> TASK OBJECTIVE
Output all of the entries exactly as written.

> SUPPLIED MATERIAL
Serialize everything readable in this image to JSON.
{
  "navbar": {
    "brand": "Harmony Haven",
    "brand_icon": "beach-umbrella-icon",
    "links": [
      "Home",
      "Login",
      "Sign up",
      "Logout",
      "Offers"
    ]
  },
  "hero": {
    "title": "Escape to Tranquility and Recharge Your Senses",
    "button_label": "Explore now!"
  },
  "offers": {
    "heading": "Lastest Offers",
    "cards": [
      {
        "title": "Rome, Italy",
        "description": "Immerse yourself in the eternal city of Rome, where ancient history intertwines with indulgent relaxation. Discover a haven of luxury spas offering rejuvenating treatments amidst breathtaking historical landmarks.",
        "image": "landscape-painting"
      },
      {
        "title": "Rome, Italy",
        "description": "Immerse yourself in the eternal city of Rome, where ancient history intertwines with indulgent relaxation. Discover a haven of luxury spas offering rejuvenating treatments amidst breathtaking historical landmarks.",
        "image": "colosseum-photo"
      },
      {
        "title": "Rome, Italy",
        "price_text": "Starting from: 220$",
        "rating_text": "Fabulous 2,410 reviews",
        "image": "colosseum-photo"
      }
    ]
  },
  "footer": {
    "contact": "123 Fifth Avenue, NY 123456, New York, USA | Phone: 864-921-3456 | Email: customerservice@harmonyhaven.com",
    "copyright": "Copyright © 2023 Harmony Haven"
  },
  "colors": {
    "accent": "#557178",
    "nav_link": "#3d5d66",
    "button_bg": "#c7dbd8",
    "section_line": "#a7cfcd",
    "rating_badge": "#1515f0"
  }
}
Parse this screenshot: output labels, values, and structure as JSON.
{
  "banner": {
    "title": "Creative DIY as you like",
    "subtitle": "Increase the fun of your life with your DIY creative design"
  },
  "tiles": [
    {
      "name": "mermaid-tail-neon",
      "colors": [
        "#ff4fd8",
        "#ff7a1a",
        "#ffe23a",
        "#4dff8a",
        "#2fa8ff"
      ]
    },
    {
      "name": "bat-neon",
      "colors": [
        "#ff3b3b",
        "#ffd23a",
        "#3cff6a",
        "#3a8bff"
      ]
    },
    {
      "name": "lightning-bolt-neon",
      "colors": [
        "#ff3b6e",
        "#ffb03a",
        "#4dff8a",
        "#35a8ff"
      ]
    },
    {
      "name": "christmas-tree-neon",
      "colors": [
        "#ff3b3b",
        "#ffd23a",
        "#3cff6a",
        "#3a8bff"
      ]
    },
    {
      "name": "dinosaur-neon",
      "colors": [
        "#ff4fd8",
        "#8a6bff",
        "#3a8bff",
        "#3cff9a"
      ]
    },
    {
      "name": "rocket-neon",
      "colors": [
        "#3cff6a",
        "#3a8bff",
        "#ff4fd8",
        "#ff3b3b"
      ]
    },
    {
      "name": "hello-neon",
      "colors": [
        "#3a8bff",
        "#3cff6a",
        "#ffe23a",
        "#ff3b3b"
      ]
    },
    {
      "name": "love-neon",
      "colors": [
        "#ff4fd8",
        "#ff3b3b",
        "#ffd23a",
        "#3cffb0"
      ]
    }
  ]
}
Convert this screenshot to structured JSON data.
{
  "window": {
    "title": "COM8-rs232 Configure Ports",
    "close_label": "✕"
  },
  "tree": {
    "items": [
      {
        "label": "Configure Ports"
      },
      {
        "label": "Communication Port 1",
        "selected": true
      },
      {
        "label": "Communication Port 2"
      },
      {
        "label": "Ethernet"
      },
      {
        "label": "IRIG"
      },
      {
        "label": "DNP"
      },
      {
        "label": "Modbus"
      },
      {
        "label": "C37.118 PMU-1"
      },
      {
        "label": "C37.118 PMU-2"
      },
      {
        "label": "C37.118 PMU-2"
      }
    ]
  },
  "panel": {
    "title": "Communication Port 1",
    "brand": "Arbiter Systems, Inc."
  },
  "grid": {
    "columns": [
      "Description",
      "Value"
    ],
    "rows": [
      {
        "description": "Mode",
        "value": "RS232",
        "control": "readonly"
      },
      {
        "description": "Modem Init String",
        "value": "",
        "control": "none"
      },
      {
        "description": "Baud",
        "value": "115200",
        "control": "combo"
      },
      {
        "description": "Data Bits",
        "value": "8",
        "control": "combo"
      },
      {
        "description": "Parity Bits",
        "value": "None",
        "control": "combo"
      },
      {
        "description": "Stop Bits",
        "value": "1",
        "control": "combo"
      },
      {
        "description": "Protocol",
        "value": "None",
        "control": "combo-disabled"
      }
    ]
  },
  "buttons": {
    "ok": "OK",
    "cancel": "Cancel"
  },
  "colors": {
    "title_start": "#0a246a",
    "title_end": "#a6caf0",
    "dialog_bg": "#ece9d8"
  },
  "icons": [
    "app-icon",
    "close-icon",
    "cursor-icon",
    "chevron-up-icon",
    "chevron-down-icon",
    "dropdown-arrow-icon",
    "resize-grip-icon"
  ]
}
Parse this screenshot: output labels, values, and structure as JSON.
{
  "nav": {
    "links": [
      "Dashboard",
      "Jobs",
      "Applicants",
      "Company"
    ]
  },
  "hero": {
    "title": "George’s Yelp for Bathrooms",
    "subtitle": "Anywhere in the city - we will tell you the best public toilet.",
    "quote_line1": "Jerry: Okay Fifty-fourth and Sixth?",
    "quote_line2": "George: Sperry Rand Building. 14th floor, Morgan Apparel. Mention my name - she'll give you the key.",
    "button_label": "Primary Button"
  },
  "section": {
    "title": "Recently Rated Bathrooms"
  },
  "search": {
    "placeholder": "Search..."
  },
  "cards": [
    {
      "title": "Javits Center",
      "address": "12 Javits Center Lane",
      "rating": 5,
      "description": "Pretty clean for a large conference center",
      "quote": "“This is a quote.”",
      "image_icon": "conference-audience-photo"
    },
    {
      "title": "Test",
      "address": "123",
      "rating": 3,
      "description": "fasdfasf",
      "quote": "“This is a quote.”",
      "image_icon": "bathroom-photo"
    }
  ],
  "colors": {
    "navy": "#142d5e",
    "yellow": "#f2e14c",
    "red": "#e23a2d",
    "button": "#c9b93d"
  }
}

> COMPLETED TASK
Serialize everything readable in this image to JSON.
{
  "navbar": {
    "brand": "Harmony Haven",
    "brand_icon": "beach-umbrella-icon",
    "links": [
      "Home",
      "Login",
      "Sign up",
      "Logout",
      "Offers"
    ]
  },
  "hero": {
    "title": "Escape to Tranquility and Recharge Your Senses",
    "button_label": "Explore now!"
  },
  "offers": {
    "heading": "Lastest Offers",
    "cards": [
      {
        "title": "Rome, Italy",
        "description": "Immerse yourself in the eternal city of Rome, where ancient history intertwines with indulgent relaxation. Discover a haven of luxury spas offering rejuvenating treatments amidst breathtaking historical landmarks.",
        "image": "landscape-painting"
      },
      {
        "title": "Rome, Italy",
        "description": "Immerse yourself in the eternal city of Rome, where ancient history intertwines with indulgent relaxation. Discover a haven of luxury spas offering rejuvenating treatments amidst breathtaking historical landmarks.",
        "image": "colosseum-photo"
      },
      {
        "title": "Rome, Italy",
        "price_text": "Starting from: 220$",
        "rating_text": "Fabulous 2,410 reviews",
        "image": "colosseum-photo"
      }
    ]
  },
  "footer": {
    "contact": "123 Fifth Avenue, NY 123456, New York, USA | Phone: 864-921-3456 | Email: customerservice@harmonyhaven.com",
    "copyright": "Copyright © 2023 Harmony Haven"
  },
  "colors": {
    "accent": "#557178",
    "nav_link": "#3d5d66",
    "button_bg": "#c7dbd8",
    "section_line": "#a7cfcd",
    "rating_badge": "#1515f0"
  }
}
Parse this screenshot: output labels, values, and structure as JSON.
{
  "banner": {
    "title": "Creative DIY as you like",
    "subtitle": "Increase the fun of your life with your DIY creative design"
  },
  "tiles": [
    {
      "name": "mermaid-tail-neon",
      "colors": [
        "#ff4fd8",
        "#ff7a1a",
        "#ffe23a",
        "#4dff8a",
        "#2fa8ff"
      ]
    },
    {
      "name": "bat-neon",
      "colors": [
        "#ff3b3b",
        "#ffd23a",
        "#3cff6a",
        "#3a8bff"
      ]
    },
    {
      "name": "lightning-bolt-neon",
      "colors": [
        "#ff3b6e",
        "#ffb03a",
        "#4dff8a",
        "#35a8ff"
      ]
    },
    {
      "name": "christmas-tree-neon",
      "colors": [
        "#ff3b3b",
        "#ffd23a",
        "#3cff6a",
        "#3a8bff"
      ]
    },
    {
      "name": "dinosaur-neon",
      "colors": [
        "#ff4fd8",
        "#8a6bff",
        "#3a8bff",
        "#3cff9a"
      ]
    },
    {
      "name": "rocket-neon",
      "colors": [
        "#3cff6a",
        "#3a8bff",
        "#ff4fd8",
        "#ff3b3b"
      ]
    },
    {
      "name": "hello-neon",
      "colors": [
        "#3a8bff",
        "#3cff6a",
        "#ffe23a",
        "#ff3b3b"
      ]
    },
    {
      "name": "love-neon",
      "colors": [
        "#ff4fd8",
        "#ff3b3b",
        "#ffd23a",
        "#3cffb0"
      ]
    }
  ]
}
Convert this screenshot to structured JSON data.
{
  "window": {
    "title": "COM8-rs232 Configure Ports",
    "close_label": "✕"
  },
  "tree": {
    "items": [
      {
        "label": "Configure Ports"
      },
      {
        "label": "Communication Port 1",
        "selected": true
      },
      {
        "label": "Communication Port 2"
      },
      {
        "label": "Ethernet"
      },
      {
        "label": "IRIG"
      },
      {
        "label": "DNP"
      },
      {
        "label": "Modbus"
      },
      {
        "label": "C37.118 PMU-1"
      },
      {
        "label": "C37.118 PMU-2"
      },
      {
        "label": "C37.118 PMU-2"
      }
    ]
  },
  "panel": {
    "title": "Communication Port 1",
    "brand": "Arbiter Systems, Inc."
  },
  "grid": {
    "columns": [
      "Description",
      "Value"
    ],
    "rows": [
      {
        "description": "Mode",
        "value": "RS232",
        "control": "readonly"
      },
      {
        "description": "Modem Init String",
        "value": "",
        "control": "none"
      },
      {
        "description": "Baud",
        "value": "115200",
        "control": "combo"
      },
      {
        "description": "Data Bits",
        "value": "8",
        "control": "combo"
      },
      {
        "description": "Parity Bits",
        "value": "None",
        "control": "combo"
      },
      {
        "description": "Stop Bits",
        "value": "1",
        "control": "combo"
      },
      {
        "description": "Protocol",
        "value": "None",
        "control": "combo-disabled"
      }
    ]
  },
  "buttons": {
    "ok": "OK",
    "cancel": "Cancel"
  },
  "colors": {
    "title_start": "#0a246a",
    "title_end": "#a6caf0",
    "dialog_bg": "#ece9d8"
  },
  "icons": [
    "app-icon",
    "close-icon",
    "cursor-icon",
    "chevron-up-icon",
    "chevron-down-icon",
    "dropdown-arrow-icon",
    "resize-grip-icon"
  ]
}
Parse this screenshot: output labels, values, and structure as JSON.
{
  "nav": {
    "links": [
      "Dashboard",
      "Jobs",
      "Applicants",
      "Company"
    ]
  },
  "hero": {
    "title": "George’s Yelp for Bathrooms",
    "subtitle": "Anywhere in the city - we will tell you the best public toilet.",
    "quote_line1": "Jerry: Okay Fifty-fourth and Sixth?",
    "quote_line2": "George: Sperry Rand Building. 14th floor, Morgan Apparel. Mention my name - she'll give you the key.",
    "button_label": "Primary Button"
  },
  "section": {
    "title": "Recently Rated Bathrooms"
  },
  "search": {
    "placeholder": "Search..."
  },
  "cards": [
    {
      "title": "Javits Center",
      "address": "12 Javits Center Lane",
      "rating": 5,
      "description": "Pretty clean for a large conference center",
      "quote": "“This is a quote.”",
      "image_icon": "conference-audience-photo"
    },
    {
      "title": "Test",
      "address": "123",
      "rating": 3,
      "description": "fasdfasf",
      "quote": "“This is a quote.”",
      "image_icon": "bathroom-photo"
    }
  ],
  "colors": {
    "navy": "#142d5e",
    "yellow": "#f2e14c",
    "red": "#e23a2d",
    "button": "#c9b93d"
  }
}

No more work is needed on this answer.